[Start MATERIAL FOR THE TASK]
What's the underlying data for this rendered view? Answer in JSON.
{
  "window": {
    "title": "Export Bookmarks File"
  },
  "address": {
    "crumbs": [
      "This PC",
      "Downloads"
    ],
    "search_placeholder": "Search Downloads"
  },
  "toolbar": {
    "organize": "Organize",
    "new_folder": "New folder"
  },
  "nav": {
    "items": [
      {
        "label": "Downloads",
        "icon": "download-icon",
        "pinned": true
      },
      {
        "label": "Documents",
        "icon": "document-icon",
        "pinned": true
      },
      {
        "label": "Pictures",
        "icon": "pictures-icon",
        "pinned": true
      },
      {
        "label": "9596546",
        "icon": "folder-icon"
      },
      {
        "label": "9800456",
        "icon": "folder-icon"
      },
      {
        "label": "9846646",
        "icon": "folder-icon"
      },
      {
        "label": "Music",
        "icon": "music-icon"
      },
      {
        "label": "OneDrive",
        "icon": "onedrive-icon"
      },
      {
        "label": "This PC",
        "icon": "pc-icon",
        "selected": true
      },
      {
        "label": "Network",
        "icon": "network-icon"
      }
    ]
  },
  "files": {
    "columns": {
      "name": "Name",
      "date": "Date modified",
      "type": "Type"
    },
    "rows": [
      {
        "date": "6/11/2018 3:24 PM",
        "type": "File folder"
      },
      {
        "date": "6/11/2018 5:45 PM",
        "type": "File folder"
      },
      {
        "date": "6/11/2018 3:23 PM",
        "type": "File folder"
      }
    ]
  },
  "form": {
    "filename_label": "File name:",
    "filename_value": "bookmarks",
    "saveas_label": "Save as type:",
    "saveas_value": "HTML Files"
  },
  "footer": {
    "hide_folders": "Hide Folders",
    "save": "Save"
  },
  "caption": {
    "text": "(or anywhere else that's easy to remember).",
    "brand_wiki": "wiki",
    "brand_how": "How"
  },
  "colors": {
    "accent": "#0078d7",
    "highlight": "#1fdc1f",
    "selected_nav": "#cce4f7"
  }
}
[End MATERIAL FOR THE TASK]
# [SET TASK]
Repeat back the data above, exact to the last character.

# [RESULT]
What's the underlying data for this rendered view? Answer in JSON.
{
  "window": {
    "title": "Export Bookmarks File"
  },
  "address": {
    "crumbs": [
      "This PC",
      "Downloads"
    ],
    "search_placeholder": "Search Downloads"
  },
  "toolbar": {
    "organize": "Organize",
    "new_folder": "New folder"
  },
  "nav": {
    "items": [
      {
        "label": "Downloads",
        "icon": "download-icon",
        "pinned": true
      },
      {
        "label": "Documents",
        "icon": "document-icon",
        "pinned": true
      },
      {
        "label": "Pictures",
        "icon": "pictures-icon",
        "pinned": true
      },
      {
        "label": "9596546",
        "icon": "folder-icon"
      },
      {
        "label": "9800456",
        "icon": "folder-icon"
      },
      {
        "label": "9846646",
        "icon": "folder-icon"
      },
      {
        "label": "Music",
        "icon": "music-icon"
      },
      {
        "label": "OneDrive",
        "icon": "onedrive-icon"
      },
      {
        "label": "This PC",
        "icon": "pc-icon",
        "selected": true
      },
      {
        "label": "Network",
        "icon": "network-icon"
      }
    ]
  },
  "files": {
    "columns": {
      "name": "Name",
      "date": "Date modified",
      "type": "Type"
    },
    "rows": [
      {
        "date": "6/11/2018 3:24 PM",
        "type": "File folder"
      },
      {
        "date": "6/11/2018 5:45 PM",
        "type": "File folder"
      },
      {
        "date": "6/11/2018 3:23 PM",
        "type": "File folder"
      }
    ]
  },
  "form": {
    "filename_label": "File name:",
    "filename_value": "bookmarks",
    "saveas_label": "Save as type:",
    "saveas_value": "HTML Files"
  },
  "footer": {
    "hide_folders": "Hide Folders",
    "save": "Save"
  },
  "caption": {
    "text": "(or anywhere else that's easy to remember).",
    "brand_wiki": "wiki",
    "brand_how": "How"
  },
  "colors": {
    "accent": "#0078d7",
    "highlight": "#1fdc1f",
    "selected_nav": "#cce4f7"
  }
}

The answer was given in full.